■ DIRECTION
Retype each entry below, keeping every character the same.

■ Collected data
------------------------------------------------------------

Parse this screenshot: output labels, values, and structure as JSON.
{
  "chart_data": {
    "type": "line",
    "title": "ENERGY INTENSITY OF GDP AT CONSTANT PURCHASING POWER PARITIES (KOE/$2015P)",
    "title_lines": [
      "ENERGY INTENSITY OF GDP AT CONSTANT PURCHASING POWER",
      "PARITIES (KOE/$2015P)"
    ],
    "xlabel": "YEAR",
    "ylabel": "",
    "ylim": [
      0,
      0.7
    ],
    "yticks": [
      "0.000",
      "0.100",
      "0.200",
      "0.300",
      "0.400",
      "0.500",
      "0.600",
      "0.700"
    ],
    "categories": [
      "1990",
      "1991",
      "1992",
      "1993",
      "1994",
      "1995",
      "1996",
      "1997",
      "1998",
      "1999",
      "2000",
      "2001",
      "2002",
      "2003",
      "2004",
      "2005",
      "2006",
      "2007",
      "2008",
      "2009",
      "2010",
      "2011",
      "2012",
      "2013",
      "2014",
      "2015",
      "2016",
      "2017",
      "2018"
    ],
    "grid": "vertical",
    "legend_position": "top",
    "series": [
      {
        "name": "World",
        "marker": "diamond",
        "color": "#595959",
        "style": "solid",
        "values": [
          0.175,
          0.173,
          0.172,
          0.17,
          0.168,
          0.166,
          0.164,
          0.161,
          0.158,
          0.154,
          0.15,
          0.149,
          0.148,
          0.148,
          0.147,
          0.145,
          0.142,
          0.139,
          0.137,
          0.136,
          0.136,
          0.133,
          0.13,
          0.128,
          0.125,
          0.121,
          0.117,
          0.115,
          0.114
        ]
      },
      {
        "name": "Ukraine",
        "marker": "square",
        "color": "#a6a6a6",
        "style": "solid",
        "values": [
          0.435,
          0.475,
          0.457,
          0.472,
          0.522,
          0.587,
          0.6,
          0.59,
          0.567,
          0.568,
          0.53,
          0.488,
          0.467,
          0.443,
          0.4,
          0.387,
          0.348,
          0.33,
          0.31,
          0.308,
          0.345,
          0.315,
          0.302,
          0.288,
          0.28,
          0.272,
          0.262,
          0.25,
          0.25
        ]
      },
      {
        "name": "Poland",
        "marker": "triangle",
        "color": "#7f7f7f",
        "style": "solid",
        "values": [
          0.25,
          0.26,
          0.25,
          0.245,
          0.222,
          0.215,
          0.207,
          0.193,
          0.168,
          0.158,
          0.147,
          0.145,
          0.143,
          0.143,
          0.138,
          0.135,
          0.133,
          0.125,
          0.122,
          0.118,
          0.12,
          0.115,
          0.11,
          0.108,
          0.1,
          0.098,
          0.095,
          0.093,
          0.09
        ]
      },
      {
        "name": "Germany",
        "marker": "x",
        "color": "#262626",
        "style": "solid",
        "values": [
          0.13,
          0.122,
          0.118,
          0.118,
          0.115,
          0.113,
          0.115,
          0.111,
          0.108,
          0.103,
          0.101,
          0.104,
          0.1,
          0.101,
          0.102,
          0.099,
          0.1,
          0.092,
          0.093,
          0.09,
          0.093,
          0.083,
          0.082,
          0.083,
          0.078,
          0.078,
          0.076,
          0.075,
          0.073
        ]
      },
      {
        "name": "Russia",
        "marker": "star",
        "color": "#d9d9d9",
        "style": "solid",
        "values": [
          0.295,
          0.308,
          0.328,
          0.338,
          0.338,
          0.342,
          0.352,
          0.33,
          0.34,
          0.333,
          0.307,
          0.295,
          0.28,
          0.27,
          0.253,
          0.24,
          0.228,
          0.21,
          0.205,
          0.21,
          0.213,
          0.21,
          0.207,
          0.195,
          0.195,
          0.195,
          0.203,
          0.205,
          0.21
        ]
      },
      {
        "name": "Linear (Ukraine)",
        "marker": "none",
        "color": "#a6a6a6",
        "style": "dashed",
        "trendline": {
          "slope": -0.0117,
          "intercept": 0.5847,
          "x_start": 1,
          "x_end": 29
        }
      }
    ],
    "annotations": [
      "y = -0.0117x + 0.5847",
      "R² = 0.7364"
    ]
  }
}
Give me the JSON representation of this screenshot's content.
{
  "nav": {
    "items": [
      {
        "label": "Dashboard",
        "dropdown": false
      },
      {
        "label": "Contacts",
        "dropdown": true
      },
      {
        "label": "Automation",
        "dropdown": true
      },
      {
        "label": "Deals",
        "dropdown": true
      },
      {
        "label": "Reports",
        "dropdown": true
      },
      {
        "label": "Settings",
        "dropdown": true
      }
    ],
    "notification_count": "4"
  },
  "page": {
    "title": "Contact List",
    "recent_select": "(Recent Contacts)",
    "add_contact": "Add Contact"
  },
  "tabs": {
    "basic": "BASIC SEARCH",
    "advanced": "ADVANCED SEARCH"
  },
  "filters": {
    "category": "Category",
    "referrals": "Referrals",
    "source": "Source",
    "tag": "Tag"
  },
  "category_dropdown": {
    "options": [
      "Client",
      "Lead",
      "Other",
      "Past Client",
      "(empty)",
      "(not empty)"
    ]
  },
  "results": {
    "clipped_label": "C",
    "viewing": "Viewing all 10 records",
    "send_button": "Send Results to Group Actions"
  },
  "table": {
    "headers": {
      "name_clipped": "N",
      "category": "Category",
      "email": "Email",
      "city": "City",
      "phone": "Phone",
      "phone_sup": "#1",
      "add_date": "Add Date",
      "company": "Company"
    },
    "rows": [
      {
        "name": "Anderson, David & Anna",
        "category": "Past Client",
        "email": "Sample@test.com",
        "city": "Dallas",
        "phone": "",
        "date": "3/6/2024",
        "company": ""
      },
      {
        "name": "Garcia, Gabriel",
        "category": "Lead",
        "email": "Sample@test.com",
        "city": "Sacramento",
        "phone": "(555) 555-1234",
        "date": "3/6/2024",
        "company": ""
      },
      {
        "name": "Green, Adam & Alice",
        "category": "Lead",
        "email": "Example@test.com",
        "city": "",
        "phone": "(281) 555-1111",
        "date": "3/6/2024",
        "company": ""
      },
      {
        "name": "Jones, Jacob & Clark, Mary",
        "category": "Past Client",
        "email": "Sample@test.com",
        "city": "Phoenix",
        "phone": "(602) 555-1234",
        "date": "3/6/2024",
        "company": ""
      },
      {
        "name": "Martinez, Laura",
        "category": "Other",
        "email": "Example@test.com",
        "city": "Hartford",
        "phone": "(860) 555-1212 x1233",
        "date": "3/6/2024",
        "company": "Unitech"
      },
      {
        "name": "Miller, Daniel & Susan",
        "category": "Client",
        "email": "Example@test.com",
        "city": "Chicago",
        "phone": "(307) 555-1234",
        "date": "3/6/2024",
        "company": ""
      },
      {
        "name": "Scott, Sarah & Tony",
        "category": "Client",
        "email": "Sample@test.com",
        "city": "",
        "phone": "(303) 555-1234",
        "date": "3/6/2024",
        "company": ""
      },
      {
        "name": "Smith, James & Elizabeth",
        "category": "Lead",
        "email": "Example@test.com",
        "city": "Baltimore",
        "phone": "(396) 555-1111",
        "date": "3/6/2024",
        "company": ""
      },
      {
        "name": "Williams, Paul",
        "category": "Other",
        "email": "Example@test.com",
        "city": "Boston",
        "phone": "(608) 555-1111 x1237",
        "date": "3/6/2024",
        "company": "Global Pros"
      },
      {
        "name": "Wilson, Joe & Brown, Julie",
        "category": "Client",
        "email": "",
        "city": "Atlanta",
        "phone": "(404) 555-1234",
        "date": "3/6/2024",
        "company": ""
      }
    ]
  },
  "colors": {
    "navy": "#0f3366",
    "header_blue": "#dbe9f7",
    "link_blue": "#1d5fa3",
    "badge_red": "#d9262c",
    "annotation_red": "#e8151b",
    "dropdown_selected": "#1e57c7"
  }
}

------------------------------------------------------------

■ SOLVED EXERCISE
Parse this screenshot: output labels, values, and structure as JSON.
{
  "chart_data": {
    "type": "line",
    "title": "ENERGY INTENSITY OF GDP AT CONSTANT PURCHASING POWER PARITIES (KOE/$2015P)",
    "title_lines": [
      "ENERGY INTENSITY OF GDP AT CONSTANT PURCHASING POWER",
      "PARITIES (KOE/$2015P)"
    ],
    "xlabel": "YEAR",
    "ylabel": "",
    "ylim": [
      0,
      0.7
    ],
    "yticks": [
      "0.000",
      "0.100",
      "0.200",
      "0.300",
      "0.400",
      "0.500",
      "0.600",
      "0.700"
    ],
    "categories": [
      "1990",
      "1991",
      "1992",
      "1993",
      "1994",
      "1995",
      "1996",
      "1997",
      "1998",
      "1999",
      "2000",
      "2001",
      "2002",
      "2003",
      "2004",
      "2005",
      "2006",
      "2007",
      "2008",
      "2009",
      "2010",
      "2011",
      "2012",
      "2013",
      "2014",
      "2015",
      "2016",
      "2017",
      "2018"
    ],
    "grid": "vertical",
    "legend_position": "top",
    "series": [
      {
        "name": "World",
        "marker": "diamond",
        "color": "#595959",
        "style": "solid",
        "values": [
          0.175,
          0.173,
          0.172,
          0.17,
          0.168,
          0.166,
          0.164,
          0.161,
          0.158,
          0.154,
          0.15,
          0.149,
          0.148,
          0.148,
          0.147,
          0.145,
          0.142,
          0.139,
          0.137,
          0.136,
          0.136,
          0.133,
          0.13,
          0.128,
          0.125,
          0.121,
          0.117,
          0.115,
          0.114
        ]
      },
      {
        "name": "Ukraine",
        "marker": "square",
        "color": "#a6a6a6",
        "style": "solid",
        "values": [
          0.435,
          0.475,
          0.457,
          0.472,
          0.522,
          0.587,
          0.6,
          0.59,
          0.567,
          0.568,
          0.53,
          0.488,
          0.467,
          0.443,
          0.4,
          0.387,
          0.348,
          0.33,
          0.31,
          0.308,
          0.345,
          0.315,
          0.302,
          0.288,
          0.28,
          0.272,
          0.262,
          0.25,
          0.25
        ]
      },
      {
        "name": "Poland",
        "marker": "triangle",
        "color": "#7f7f7f",
        "style": "solid",
        "values": [
          0.25,
          0.26,
          0.25,
          0.245,
          0.222,
          0.215,
          0.207,
          0.193,
          0.168,
          0.158,
          0.147,
          0.145,
          0.143,
          0.143,
          0.138,
          0.135,
          0.133,
          0.125,
          0.122,
          0.118,
          0.12,
          0.115,
          0.11,
          0.108,
          0.1,
          0.098,
          0.095,
          0.093,
          0.09
        ]
      },
      {
        "name": "Germany",
        "marker": "x",
        "color": "#262626",
        "style": "solid",
        "values": [
          0.13,
          0.122,
          0.118,
          0.118,
          0.115,
          0.113,
          0.115,
          0.111,
          0.108,
          0.103,
          0.101,
          0.104,
          0.1,
          0.101,
          0.102,
          0.099,
          0.1,
          0.092,
          0.093,
          0.09,
          0.093,
          0.083,
          0.082,
          0.083,
          0.078,
          0.078,
          0.076,
          0.075,
          0.073
        ]
      },
      {
        "name": "Russia",
        "marker": "star",
        "color": "#d9d9d9",
        "style": "solid",
        "values": [
          0.295,
          0.308,
          0.328,
          0.338,
          0.338,
          0.342,
          0.352,
          0.33,
          0.34,
          0.333,
          0.307,
          0.295,
          0.28,
          0.27,
          0.253,
          0.24,
          0.228,
          0.21,
          0.205,
          0.21,
          0.213,
          0.21,
          0.207,
          0.195,
          0.195,
          0.195,
          0.203,
          0.205,
          0.21
        ]
      },
      {
        "name": "Linear (Ukraine)",
        "marker": "none",
        "color": "#a6a6a6",
        "style": "dashed",
        "trendline": {
          "slope": -0.0117,
          "intercept": 0.5847,
          "x_start": 1,
          "x_end": 29
        }
      }
    ],
    "annotations": [
      "y = -0.0117x + 0.5847",
      "R² = 0.7364"
    ]
  }
}
Give me the JSON representation of this screenshot's content.
{
  "nav": {
    "items": [
      {
        "label": "Dashboard",
        "dropdown": false
      },
      {
        "label": "Contacts",
        "dropdown": true
      },
      {
        "label": "Automation",
        "dropdown": true
      },
      {
        "label": "Deals",
        "dropdown": true
      },
      {
        "label": "Reports",
        "dropdown": true
      },
      {
        "label": "Settings",
        "dropdown": true
      }
    ],
    "notification_count": "4"
  },
  "page": {
    "title": "Contact List",
    "recent_select": "(Recent Contacts)",
    "add_contact": "Add Contact"
  },
  "tabs": {
    "basic": "BASIC SEARCH",
    "advanced": "ADVANCED SEARCH"
  },
  "filters": {
    "category": "Category",
    "referrals": "Referrals",
    "source": "Source",
    "tag": "Tag"
  },
  "category_dropdown": {
    "options": [
      "Client",
      "Lead",
      "Other",
      "Past Client",
      "(empty)",
      "(not empty)"
    ]
  },
  "results": {
    "clipped_label": "C",
    "viewing": "Viewing all 10 records",
    "send_button": "Send Results to Group Actions"
  },
  "table": {
    "headers": {
      "name_clipped": "N",
      "category": "Category",
      "email": "Email",
      "city": "City",
      "phone": "Phone",
      "phone_sup": "#1",
      "add_date": "Add Date",
      "company": "Company"
    },
    "rows": [
      {
        "name": "Anderson, David & Anna",
        "category": "Past Client",
        "email": "Sample@test.com",
        "city": "Dallas",
        "phone": "",
        "date": "3/6/2024",
        "company": ""
      },
      {
        "name": "Garcia, Gabriel",
        "category": "Lead",
        "email": "Sample@test.com",
        "city": "Sacramento",
        "phone": "(555) 555-1234",
        "date": "3/6/2024",
        "company": ""
      },
      {
        "name": "Green, Adam & Alice",
        "category": "Lead",
        "email": "Example@test.com",
        "city": "",
        "phone": "(281) 555-1111",
        "date": "3/6/2024",
        "company": ""
      },
      {
        "name": "Jones, Jacob & Clark, Mary",
        "category": "Past Client",
        "email": "Sample@test.com",
        "city": "Phoenix",
        "phone": "(602) 555-1234",
        "date": "3/6/2024",
        "company": ""
      },
      {
        "name": "Martinez, Laura",
        "category": "Other",
        "email": "Example@test.com",
        "city": "Hartford",
        "phone": "(860) 555-1212 x1233",
        "date": "3/6/2024",
        "company": "Unitech"
      },
      {
        "name": "Miller, Daniel & Susan",
        "category": "Client",
        "email": "Example@test.com",
        "city": "Chicago",
        "phone": "(307) 555-1234",
        "date": "3/6/2024",
        "company": ""
      },
      {
        "name": "Scott, Sarah & Tony",
        "category": "Client",
        "email": "Sample@test.com",
        "city": "",
        "phone": "(303) 555-1234",
        "date": "3/6/2024",
        "company": ""
      },
      {
        "name": "Smith, James & Elizabeth",
        "category": "Lead",
        "email": "Example@test.com",
        "city": "Baltimore",
        "phone": "(396) 555-1111",
        "date": "3/6/2024",
        "company": ""
      },
      {
        "name": "Williams, Paul",
        "category": "Other",
        "email": "Example@test.com",
        "city": "Boston",
        "phone": "(608) 555-1111 x1237",
        "date": "3/6/2024",
        "company": "Global Pros"
      },
      {
        "name": "Wilson, Joe & Brown, Julie",
        "category": "Client",
        "email": "",
        "city": "Atlanta",
        "phone": "(404) 555-1234",
        "date": "3/6/2024",
        "company": ""
      }
    ]
  },
  "colors": {
    "navy": "#0f3366",
    "header_blue": "#dbe9f7",
    "link_blue": "#1d5fa3",
    "badge_red": "#d9262c",
    "annotation_red": "#e8151b",
    "dropdown_selected": "#1e57c7"
  }
}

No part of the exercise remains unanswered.